What the task asks = Copy out all lines that hold "content".

***

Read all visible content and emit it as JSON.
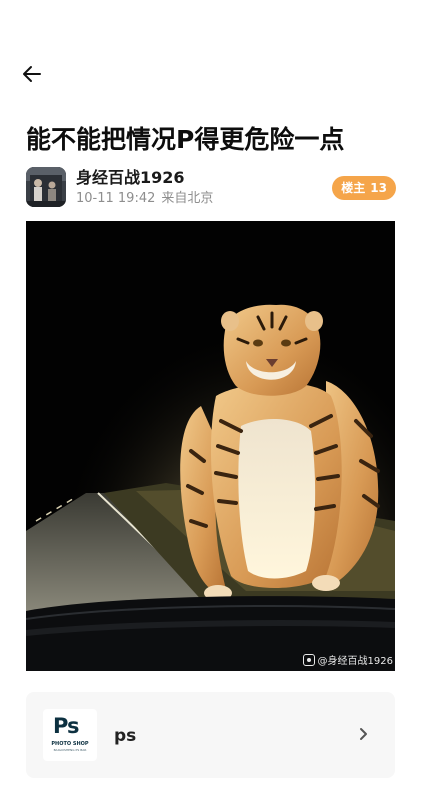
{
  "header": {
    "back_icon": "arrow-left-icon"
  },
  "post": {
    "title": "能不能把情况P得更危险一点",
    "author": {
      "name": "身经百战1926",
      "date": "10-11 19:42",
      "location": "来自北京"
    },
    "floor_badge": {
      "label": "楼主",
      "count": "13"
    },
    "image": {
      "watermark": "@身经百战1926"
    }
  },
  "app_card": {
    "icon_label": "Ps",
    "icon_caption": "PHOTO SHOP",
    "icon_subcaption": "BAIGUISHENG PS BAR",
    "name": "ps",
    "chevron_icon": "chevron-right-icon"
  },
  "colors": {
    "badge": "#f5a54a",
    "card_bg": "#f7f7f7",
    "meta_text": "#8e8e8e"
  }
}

***

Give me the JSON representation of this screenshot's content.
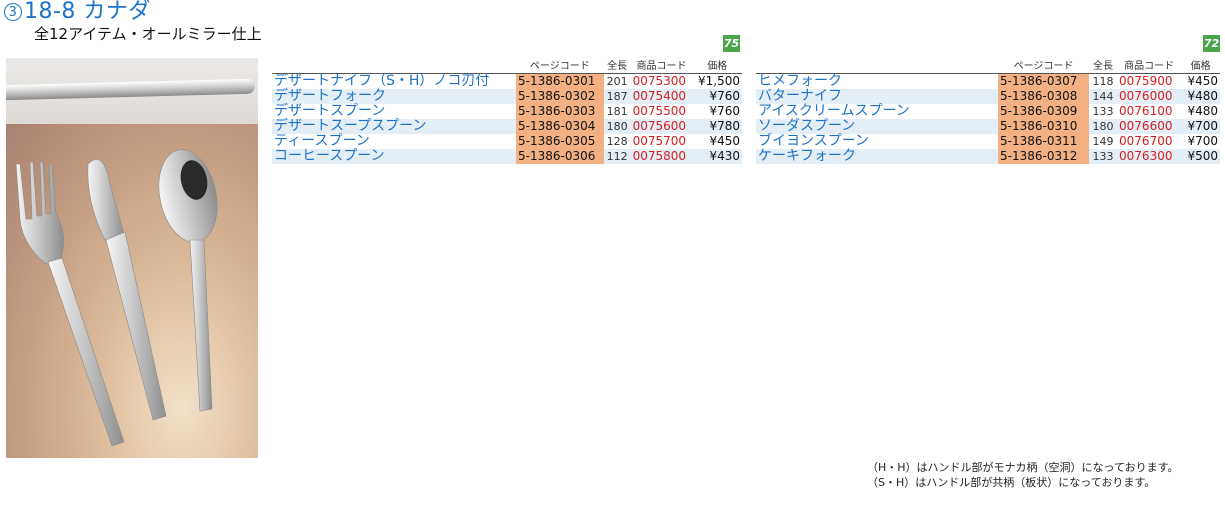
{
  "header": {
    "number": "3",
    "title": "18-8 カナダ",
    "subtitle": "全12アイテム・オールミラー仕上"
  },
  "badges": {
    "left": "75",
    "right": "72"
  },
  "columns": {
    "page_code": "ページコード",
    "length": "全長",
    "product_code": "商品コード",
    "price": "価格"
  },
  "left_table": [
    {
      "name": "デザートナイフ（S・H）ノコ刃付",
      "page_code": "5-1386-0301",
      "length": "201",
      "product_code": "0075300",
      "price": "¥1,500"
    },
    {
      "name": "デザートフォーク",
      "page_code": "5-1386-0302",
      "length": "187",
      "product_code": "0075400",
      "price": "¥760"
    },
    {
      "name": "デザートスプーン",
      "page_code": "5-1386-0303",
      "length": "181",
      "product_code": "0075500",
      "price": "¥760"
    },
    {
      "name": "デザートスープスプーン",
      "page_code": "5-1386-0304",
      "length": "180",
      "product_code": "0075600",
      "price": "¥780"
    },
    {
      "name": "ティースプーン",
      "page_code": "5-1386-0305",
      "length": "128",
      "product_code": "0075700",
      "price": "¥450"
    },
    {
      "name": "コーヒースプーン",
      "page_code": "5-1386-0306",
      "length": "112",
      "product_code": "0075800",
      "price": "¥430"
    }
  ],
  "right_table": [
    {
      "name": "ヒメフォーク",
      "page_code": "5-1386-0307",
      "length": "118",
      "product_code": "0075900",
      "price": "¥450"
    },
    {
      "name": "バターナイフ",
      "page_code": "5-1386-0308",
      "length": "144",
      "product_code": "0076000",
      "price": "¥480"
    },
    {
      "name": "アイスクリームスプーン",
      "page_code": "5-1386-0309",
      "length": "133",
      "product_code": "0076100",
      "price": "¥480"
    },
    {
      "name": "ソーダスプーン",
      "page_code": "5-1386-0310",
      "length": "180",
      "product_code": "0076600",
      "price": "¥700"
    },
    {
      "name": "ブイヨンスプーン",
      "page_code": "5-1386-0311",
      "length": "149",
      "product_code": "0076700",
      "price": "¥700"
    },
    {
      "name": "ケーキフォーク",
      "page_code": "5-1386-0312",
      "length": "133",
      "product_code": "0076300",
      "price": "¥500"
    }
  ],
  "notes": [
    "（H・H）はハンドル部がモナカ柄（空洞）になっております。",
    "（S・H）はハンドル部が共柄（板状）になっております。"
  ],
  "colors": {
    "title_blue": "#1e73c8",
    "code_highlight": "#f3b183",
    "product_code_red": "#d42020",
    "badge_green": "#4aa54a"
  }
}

***

Solution for this exercise =
Read all visible content and emit it as JSON.
Give me the JSON representation of this screenshot's content.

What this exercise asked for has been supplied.